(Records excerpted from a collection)
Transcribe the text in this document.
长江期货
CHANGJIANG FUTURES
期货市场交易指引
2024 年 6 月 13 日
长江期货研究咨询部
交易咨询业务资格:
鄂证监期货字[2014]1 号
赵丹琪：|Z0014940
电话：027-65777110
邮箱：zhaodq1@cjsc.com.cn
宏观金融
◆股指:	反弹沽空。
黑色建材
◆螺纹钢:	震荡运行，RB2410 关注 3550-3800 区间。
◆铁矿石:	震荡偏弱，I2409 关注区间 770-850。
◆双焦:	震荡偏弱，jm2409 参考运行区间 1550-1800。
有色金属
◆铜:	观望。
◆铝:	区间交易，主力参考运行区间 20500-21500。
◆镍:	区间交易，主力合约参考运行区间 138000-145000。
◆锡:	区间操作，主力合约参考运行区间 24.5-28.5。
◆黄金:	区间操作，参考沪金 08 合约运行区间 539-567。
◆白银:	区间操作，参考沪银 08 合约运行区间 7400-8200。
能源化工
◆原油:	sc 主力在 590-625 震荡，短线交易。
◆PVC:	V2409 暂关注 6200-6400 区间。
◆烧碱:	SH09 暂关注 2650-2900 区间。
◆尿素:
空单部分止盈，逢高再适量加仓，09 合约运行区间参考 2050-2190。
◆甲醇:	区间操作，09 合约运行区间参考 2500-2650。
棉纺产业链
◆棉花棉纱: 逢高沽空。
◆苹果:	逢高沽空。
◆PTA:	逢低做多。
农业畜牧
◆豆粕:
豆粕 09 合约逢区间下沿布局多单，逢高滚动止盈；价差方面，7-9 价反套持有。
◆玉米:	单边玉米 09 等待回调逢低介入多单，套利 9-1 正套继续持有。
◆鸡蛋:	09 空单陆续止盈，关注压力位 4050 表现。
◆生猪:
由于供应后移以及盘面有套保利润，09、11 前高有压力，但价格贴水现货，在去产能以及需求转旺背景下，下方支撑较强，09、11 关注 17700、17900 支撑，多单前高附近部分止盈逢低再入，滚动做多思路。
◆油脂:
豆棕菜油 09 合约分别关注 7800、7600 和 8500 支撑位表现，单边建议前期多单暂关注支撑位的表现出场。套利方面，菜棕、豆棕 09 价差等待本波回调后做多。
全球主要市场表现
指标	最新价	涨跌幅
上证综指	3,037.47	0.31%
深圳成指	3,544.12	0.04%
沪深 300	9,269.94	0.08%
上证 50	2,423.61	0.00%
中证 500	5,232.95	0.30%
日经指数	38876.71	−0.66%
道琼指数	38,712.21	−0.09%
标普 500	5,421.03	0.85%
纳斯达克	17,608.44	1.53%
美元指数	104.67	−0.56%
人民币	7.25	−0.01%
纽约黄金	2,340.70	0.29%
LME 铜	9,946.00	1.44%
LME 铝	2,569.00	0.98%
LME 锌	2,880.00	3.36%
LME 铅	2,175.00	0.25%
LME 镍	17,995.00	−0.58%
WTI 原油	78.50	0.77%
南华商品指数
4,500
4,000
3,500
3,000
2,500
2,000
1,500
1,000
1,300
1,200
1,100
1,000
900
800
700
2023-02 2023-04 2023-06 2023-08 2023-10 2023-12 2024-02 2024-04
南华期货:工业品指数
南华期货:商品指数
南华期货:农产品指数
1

=== INSTRUCTIONS TO FOLLOW ===
Exactly reproduce every record.

=== EXERCISE ANSWER ===
Transcribe the text in this document.
长江期货
CHANGJIANG FUTURES
期货市场交易指引
2024 年 6 月 13 日
长江期货研究咨询部
交易咨询业务资格:
鄂证监期货字[2014]1 号
赵丹琪：|Z0014940
电话：027-65777110
邮箱：zhaodq1@cjsc.com.cn
宏观金融
◆股指:	反弹沽空。
黑色建材
◆螺纹钢:	震荡运行，RB2410 关注 3550-3800 区间。
◆铁矿石:	震荡偏弱，I2409 关注区间 770-850。
◆双焦:	震荡偏弱，jm2409 参考运行区间 1550-1800。
有色金属
◆铜:	观望。
◆铝:	区间交易，主力参考运行区间 20500-21500。
◆镍:	区间交易，主力合约参考运行区间 138000-145000。
◆锡:	区间操作，主力合约参考运行区间 24.5-28.5。
◆黄金:	区间操作，参考沪金 08 合约运行区间 539-567。
◆白银:	区间操作，参考沪银 08 合约运行区间 7400-8200。
能源化工
◆原油:	sc 主力在 590-625 震荡，短线交易。
◆PVC:	V2409 暂关注 6200-6400 区间。
◆烧碱:	SH09 暂关注 2650-2900 区间。
◆尿素:
空单部分止盈，逢高再适量加仓，09 合约运行区间参考 2050-2190。
◆甲醇:	区间操作，09 合约运行区间参考 2500-2650。
棉纺产业链
◆棉花棉纱: 逢高沽空。
◆苹果:	逢高沽空。
◆PTA:	逢低做多。
农业畜牧
◆豆粕:
豆粕 09 合约逢区间下沿布局多单，逢高滚动止盈；价差方面，7-9 价反套持有。
◆玉米:	单边玉米 09 等待回调逢低介入多单，套利 9-1 正套继续持有。
◆鸡蛋:	09 空单陆续止盈，关注压力位 4050 表现。
◆生猪:
由于供应后移以及盘面有套保利润，09、11 前高有压力，但价格贴水现货，在去产能以及需求转旺背景下，下方支撑较强，09、11 关注 17700、17900 支撑，多单前高附近部分止盈逢低再入，滚动做多思路。
◆油脂:
豆棕菜油 09 合约分别关注 7800、7600 和 8500 支撑位表现，单边建议前期多单暂关注支撑位的表现出场。套利方面，菜棕、豆棕 09 价差等待本波回调后做多。
全球主要市场表现
指标	最新价	涨跌幅
上证综指	3,037.47	0.31%
深圳成指	3,544.12	0.04%
沪深 300	9,269.94	0.08%
上证 50	2,423.61	0.00%
中证 500	5,232.95	0.30%
日经指数	38876.71	−0.66%
道琼指数	38,712.21	−0.09%
标普 500	5,421.03	0.85%
纳斯达克	17,608.44	1.53%
美元指数	104.67	−0.56%
人民币	7.25	−0.01%
纽约黄金	2,340.70	0.29%
LME 铜	9,946.00	1.44%
LME 铝	2,569.00	0.98%
LME 锌	2,880.00	3.36%
LME 铅	2,175.00	0.25%
LME 镍	17,995.00	−0.58%
WTI 原油	78.50	0.77%
南华商品指数
4,500
4,000
3,500
3,000
2,500
2,000
1,500
1,000
1,300
1,200
1,100
1,000
900
800
700
2023-02 2023-04 2023-06 2023-08 2023-10 2023-12 2024-02 2024-04
南华期货:工业品指数
南华期货:商品指数
南华期货:农产品指数
1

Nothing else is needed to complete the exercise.